[Collected data entries]

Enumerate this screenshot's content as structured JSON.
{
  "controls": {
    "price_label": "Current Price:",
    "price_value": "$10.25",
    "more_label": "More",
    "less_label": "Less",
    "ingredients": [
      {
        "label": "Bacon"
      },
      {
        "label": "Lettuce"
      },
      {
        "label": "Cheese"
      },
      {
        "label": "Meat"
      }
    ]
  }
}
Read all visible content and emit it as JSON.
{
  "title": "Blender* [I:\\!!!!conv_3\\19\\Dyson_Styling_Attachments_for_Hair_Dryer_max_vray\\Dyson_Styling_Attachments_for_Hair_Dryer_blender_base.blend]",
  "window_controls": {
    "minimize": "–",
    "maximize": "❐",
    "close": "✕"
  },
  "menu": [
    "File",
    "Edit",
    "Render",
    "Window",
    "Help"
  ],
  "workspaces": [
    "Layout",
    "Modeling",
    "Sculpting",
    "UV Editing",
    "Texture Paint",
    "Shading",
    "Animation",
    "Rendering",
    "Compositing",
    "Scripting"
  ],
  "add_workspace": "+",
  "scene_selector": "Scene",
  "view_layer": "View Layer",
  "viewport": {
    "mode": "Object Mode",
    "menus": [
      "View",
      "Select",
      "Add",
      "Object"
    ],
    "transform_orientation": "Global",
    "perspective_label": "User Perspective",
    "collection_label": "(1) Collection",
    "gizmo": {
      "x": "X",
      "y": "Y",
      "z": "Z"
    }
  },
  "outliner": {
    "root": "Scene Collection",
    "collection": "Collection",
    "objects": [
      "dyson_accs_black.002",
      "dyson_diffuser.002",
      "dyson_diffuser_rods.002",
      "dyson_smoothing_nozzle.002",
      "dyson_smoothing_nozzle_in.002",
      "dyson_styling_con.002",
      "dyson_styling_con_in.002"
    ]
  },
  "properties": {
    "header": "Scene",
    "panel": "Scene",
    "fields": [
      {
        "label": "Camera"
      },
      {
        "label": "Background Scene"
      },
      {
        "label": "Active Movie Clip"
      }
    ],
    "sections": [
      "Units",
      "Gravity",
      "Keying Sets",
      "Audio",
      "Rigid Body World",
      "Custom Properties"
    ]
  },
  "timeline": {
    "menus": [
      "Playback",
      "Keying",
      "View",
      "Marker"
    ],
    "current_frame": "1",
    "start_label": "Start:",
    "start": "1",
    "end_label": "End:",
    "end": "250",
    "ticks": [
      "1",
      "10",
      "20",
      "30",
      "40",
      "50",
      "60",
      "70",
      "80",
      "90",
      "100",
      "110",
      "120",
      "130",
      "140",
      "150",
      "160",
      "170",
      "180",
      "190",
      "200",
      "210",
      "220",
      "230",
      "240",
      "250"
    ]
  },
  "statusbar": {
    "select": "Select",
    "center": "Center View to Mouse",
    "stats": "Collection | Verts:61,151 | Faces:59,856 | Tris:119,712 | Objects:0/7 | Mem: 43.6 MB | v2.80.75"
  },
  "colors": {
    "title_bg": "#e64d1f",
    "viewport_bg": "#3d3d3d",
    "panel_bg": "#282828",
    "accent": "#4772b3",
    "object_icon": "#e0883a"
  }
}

▶ **WHAT YOU WILL DO**
Copy each record from above without leaving any out.

▶ **EXERCISE SOLUTION**
Enumerate this screenshot's content as structured JSON.
{
  "controls": {
    "price_label": "Current Price:",
    "price_value": "$10.25",
    "more_label": "More",
    "less_label": "Less",
    "ingredients": [
      {
        "label": "Bacon"
      },
      {
        "label": "Lettuce"
      },
      {
        "label": "Cheese"
      },
      {
        "label": "Meat"
      }
    ]
  }
}
Read all visible content and emit it as JSON.
{
  "title": "Blender* [I:\\!!!!conv_3\\19\\Dyson_Styling_Attachments_for_Hair_Dryer_max_vray\\Dyson_Styling_Attachments_for_Hair_Dryer_blender_base.blend]",
  "window_controls": {
    "minimize": "–",
    "maximize": "❐",
    "close": "✕"
  },
  "menu": [
    "File",
    "Edit",
    "Render",
    "Window",
    "Help"
  ],
  "workspaces": [
    "Layout",
    "Modeling",
    "Sculpting",
    "UV Editing",
    "Texture Paint",
    "Shading",
    "Animation",
    "Rendering",
    "Compositing",
    "Scripting"
  ],
  "add_workspace": "+",
  "scene_selector": "Scene",
  "view_layer": "View Layer",
  "viewport": {
    "mode": "Object Mode",
    "menus": [
      "View",
      "Select",
      "Add",
      "Object"
    ],
    "transform_orientation": "Global",
    "perspective_label": "User Perspective",
    "collection_label": "(1) Collection",
    "gizmo": {
      "x": "X",
      "y": "Y",
      "z": "Z"
    }
  },
  "outliner": {
    "root": "Scene Collection",
    "collection": "Collection",
    "objects": [
      "dyson_accs_black.002",
      "dyson_diffuser.002",
      "dyson_diffuser_rods.002",
      "dyson_smoothing_nozzle.002",
      "dyson_smoothing_nozzle_in.002",
      "dyson_styling_con.002",
      "dyson_styling_con_in.002"
    ]
  },
  "properties": {
    "header": "Scene",
    "panel": "Scene",
    "fields": [
      {
        "label": "Camera"
      },
      {
        "label": "Background Scene"
      },
      {
        "label": "Active Movie Clip"
      }
    ],
    "sections": [
      "Units",
      "Gravity",
      "Keying Sets",
      "Audio",
      "Rigid Body World",
      "Custom Properties"
    ]
  },
  "timeline": {
    "menus": [
      "Playback",
      "Keying",
      "View",
      "Marker"
    ],
    "current_frame": "1",
    "start_label": "Start:",
    "start": "1",
    "end_label": "End:",
    "end": "250",
    "ticks": [
      "1",
      "10",
      "20",
      "30",
      "40",
      "50",
      "60",
      "70",
      "80",
      "90",
      "100",
      "110",
      "120",
      "130",
      "140",
      "150",
      "160",
      "170",
      "180",
      "190",
      "200",
      "210",
      "220",
      "230",
      "240",
      "250"
    ]
  },
  "statusbar": {
    "select": "Select",
    "center": "Center View to Mouse",
    "stats": "Collection | Verts:61,151 | Faces:59,856 | Tris:119,712 | Objects:0/7 | Mem: 43.6 MB | v2.80.75"
  },
  "colors": {
    "title_bg": "#e64d1f",
    "viewport_bg": "#3d3d3d",
    "panel_bg": "#282828",
    "accent": "#4772b3",
    "object_icon": "#e0883a"
  }
}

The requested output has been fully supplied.